_Dataset items:_
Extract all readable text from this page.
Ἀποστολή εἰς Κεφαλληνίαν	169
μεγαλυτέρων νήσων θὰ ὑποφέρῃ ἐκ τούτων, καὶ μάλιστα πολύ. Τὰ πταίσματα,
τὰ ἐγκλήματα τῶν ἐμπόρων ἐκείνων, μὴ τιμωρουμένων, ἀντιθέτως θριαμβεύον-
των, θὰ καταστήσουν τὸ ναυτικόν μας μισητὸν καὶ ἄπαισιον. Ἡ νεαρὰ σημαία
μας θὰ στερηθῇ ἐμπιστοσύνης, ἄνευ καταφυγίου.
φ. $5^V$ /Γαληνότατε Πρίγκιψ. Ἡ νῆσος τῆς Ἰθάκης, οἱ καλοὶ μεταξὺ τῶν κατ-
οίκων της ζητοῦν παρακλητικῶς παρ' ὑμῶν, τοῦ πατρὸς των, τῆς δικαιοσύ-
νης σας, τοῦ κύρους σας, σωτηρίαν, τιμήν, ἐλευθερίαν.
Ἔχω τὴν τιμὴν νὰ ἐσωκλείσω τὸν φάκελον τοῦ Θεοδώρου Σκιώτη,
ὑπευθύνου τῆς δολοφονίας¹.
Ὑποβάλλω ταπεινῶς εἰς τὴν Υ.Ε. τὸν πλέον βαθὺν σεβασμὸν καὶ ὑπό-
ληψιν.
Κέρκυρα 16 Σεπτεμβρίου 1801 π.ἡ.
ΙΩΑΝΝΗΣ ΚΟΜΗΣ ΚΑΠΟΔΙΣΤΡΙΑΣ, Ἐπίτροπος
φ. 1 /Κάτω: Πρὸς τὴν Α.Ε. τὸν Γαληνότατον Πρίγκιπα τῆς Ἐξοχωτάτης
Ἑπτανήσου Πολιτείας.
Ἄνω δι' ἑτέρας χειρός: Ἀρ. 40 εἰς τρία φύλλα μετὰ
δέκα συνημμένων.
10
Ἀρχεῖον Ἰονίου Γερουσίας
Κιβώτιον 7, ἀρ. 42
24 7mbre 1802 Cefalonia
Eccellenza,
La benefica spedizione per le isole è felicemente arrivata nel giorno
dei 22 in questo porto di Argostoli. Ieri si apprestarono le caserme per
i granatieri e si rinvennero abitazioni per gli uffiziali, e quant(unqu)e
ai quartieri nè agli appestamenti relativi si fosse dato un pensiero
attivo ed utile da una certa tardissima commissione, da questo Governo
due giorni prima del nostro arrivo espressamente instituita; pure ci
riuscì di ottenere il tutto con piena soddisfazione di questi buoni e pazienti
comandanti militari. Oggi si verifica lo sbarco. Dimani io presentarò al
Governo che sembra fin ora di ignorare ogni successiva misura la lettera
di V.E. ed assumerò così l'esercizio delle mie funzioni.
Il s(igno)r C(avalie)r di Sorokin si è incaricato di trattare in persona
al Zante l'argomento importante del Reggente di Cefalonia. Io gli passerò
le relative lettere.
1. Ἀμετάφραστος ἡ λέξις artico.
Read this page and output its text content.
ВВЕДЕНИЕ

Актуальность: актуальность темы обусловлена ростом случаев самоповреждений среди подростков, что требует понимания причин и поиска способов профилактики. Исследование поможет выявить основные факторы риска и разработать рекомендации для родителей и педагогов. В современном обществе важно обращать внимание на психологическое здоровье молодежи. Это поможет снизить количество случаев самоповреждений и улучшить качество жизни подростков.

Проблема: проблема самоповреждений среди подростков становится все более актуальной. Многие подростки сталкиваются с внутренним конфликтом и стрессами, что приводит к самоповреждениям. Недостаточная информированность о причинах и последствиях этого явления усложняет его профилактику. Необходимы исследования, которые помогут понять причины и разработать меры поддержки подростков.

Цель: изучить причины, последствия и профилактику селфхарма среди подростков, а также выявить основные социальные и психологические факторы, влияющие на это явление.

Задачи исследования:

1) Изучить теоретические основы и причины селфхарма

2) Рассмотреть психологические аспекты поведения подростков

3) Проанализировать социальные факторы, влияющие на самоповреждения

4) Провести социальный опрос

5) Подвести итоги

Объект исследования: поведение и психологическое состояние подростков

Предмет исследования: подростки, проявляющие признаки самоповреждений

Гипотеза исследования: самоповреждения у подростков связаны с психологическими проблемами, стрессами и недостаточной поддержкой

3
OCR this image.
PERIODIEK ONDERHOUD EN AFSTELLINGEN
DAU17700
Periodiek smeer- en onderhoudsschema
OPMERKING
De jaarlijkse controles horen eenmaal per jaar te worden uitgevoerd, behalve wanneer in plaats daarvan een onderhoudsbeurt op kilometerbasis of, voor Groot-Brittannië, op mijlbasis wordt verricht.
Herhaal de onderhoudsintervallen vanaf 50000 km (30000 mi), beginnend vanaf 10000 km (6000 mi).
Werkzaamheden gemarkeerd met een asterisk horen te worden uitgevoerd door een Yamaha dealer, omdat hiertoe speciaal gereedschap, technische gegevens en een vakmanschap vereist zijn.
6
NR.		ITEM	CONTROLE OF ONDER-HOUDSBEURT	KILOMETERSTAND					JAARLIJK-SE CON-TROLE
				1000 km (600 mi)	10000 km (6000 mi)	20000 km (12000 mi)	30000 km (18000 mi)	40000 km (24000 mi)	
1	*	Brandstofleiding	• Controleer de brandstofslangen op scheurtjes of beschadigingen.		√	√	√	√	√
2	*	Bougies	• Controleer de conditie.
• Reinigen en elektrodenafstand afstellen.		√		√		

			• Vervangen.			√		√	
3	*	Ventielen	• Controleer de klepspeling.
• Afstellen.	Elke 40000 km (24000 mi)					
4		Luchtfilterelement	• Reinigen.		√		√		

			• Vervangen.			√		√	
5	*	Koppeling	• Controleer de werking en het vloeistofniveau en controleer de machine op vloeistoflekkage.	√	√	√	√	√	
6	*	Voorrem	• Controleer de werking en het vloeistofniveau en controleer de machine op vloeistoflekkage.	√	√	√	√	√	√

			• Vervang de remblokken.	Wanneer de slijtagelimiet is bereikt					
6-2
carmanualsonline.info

_Written instruction:_
Print the listing above in full, exactly as it is.

_Answer to this task:_
Extract all readable text from this page.
Ἀποστολή εἰς Κεφαλληνίαν	169
μεγαλυτέρων νήσων θὰ ὑποφέρῃ ἐκ τούτων, καὶ μάλιστα πολύ. Τὰ πταίσματα,
τὰ ἐγκλήματα τῶν ἐμπόρων ἐκείνων, μὴ τιμωρουμένων, ἀντιθέτως θριαμβεύον-
των, θὰ καταστήσουν τὸ ναυτικόν μας μισητὸν καὶ ἄπαισιον. Ἡ νεαρὰ σημαία
μας θὰ στερηθῇ ἐμπιστοσύνης, ἄνευ καταφυγίου.
φ. $5^V$ /Γαληνότατε Πρίγκιψ. Ἡ νῆσος τῆς Ἰθάκης, οἱ καλοὶ μεταξὺ τῶν κατ-
οίκων της ζητοῦν παρακλητικῶς παρ' ὑμῶν, τοῦ πατρὸς των, τῆς δικαιοσύ-
νης σας, τοῦ κύρους σας, σωτηρίαν, τιμήν, ἐλευθερίαν.
Ἔχω τὴν τιμὴν νὰ ἐσωκλείσω τὸν φάκελον τοῦ Θεοδώρου Σκιώτη,
ὑπευθύνου τῆς δολοφονίας¹.
Ὑποβάλλω ταπεινῶς εἰς τὴν Υ.Ε. τὸν πλέον βαθὺν σεβασμὸν καὶ ὑπό-
ληψιν.
Κέρκυρα 16 Σεπτεμβρίου 1801 π.ἡ.
ΙΩΑΝΝΗΣ ΚΟΜΗΣ ΚΑΠΟΔΙΣΤΡΙΑΣ, Ἐπίτροπος
φ. 1 /Κάτω: Πρὸς τὴν Α.Ε. τὸν Γαληνότατον Πρίγκιπα τῆς Ἐξοχωτάτης
Ἑπτανήσου Πολιτείας.
Ἄνω δι' ἑτέρας χειρός: Ἀρ. 40 εἰς τρία φύλλα μετὰ
δέκα συνημμένων.
10
Ἀρχεῖον Ἰονίου Γερουσίας
Κιβώτιον 7, ἀρ. 42
24 7mbre 1802 Cefalonia
Eccellenza,
La benefica spedizione per le isole è felicemente arrivata nel giorno
dei 22 in questo porto di Argostoli. Ieri si apprestarono le caserme per
i granatieri e si rinvennero abitazioni per gli uffiziali, e quant(unqu)e
ai quartieri nè agli appestamenti relativi si fosse dato un pensiero
attivo ed utile da una certa tardissima commissione, da questo Governo
due giorni prima del nostro arrivo espressamente instituita; pure ci
riuscì di ottenere il tutto con piena soddisfazione di questi buoni e pazienti
comandanti militari. Oggi si verifica lo sbarco. Dimani io presentarò al
Governo che sembra fin ora di ignorare ogni successiva misura la lettera
di V.E. ed assumerò così l'esercizio delle mie funzioni.
Il s(igno)r C(avalie)r di Sorokin si è incaricato di trattare in persona
al Zante l'argomento importante del Reggente di Cefalonia. Io gli passerò
le relative lettere.
1. Ἀμετάφραστος ἡ λέξις artico.
Read this page and output its text content.
ВВЕДЕНИЕ

Актуальность: актуальность темы обусловлена ростом случаев самоповреждений среди подростков, что требует понимания причин и поиска способов профилактики. Исследование поможет выявить основные факторы риска и разработать рекомендации для родителей и педагогов. В современном обществе важно обращать внимание на психологическое здоровье молодежи. Это поможет снизить количество случаев самоповреждений и улучшить качество жизни подростков.

Проблема: проблема самоповреждений среди подростков становится все более актуальной. Многие подростки сталкиваются с внутренним конфликтом и стрессами, что приводит к самоповреждениям. Недостаточная информированность о причинах и последствиях этого явления усложняет его профилактику. Необходимы исследования, которые помогут понять причины и разработать меры поддержки подростков.

Цель: изучить причины, последствия и профилактику селфхарма среди подростков, а также выявить основные социальные и психологические факторы, влияющие на это явление.

Задачи исследования:

1) Изучить теоретические основы и причины селфхарма

2) Рассмотреть психологические аспекты поведения подростков

3) Проанализировать социальные факторы, влияющие на самоповреждения

4) Провести социальный опрос

5) Подвести итоги

Объект исследования: поведение и психологическое состояние подростков

Предмет исследования: подростки, проявляющие признаки самоповреждений

Гипотеза исследования: самоповреждения у подростков связаны с психологическими проблемами, стрессами и недостаточной поддержкой

3
OCR this image.
PERIODIEK ONDERHOUD EN AFSTELLINGEN
DAU17700
Periodiek smeer- en onderhoudsschema
OPMERKING
De jaarlijkse controles horen eenmaal per jaar te worden uitgevoerd, behalve wanneer in plaats daarvan een onderhoudsbeurt op kilometerbasis of, voor Groot-Brittannië, op mijlbasis wordt verricht.
Herhaal de onderhoudsintervallen vanaf 50000 km (30000 mi), beginnend vanaf 10000 km (6000 mi).
Werkzaamheden gemarkeerd met een asterisk horen te worden uitgevoerd door een Yamaha dealer, omdat hiertoe speciaal gereedschap, technische gegevens en een vakmanschap vereist zijn.
6
NR.		ITEM	CONTROLE OF ONDER-HOUDSBEURT	KILOMETERSTAND					JAARLIJK-SE CON-TROLE
				1000 km (600 mi)	10000 km (6000 mi)	20000 km (12000 mi)	30000 km (18000 mi)	40000 km (24000 mi)	
1	*	Brandstofleiding	• Controleer de brandstofslangen op scheurtjes of beschadigingen.		√	√	√	√	√
2	*	Bougies	• Controleer de conditie.
• Reinigen en elektrodenafstand afstellen.		√		√		

			• Vervangen.			√		√	
3	*	Ventielen	• Controleer de klepspeling.
• Afstellen.	Elke 40000 km (24000 mi)					
4		Luchtfilterelement	• Reinigen.		√		√		

			• Vervangen.			√		√	
5	*	Koppeling	• Controleer de werking en het vloeistofniveau en controleer de machine op vloeistoflekkage.	√	√	√	√	√	
6	*	Voorrem	• Controleer de werking en het vloeistofniveau en controleer de machine op vloeistoflekkage.	√	√	√	√	√	√

			• Vervang de remblokken.	Wanneer de slijtagelimiet is bereikt					
6-2
carmanualsonline.info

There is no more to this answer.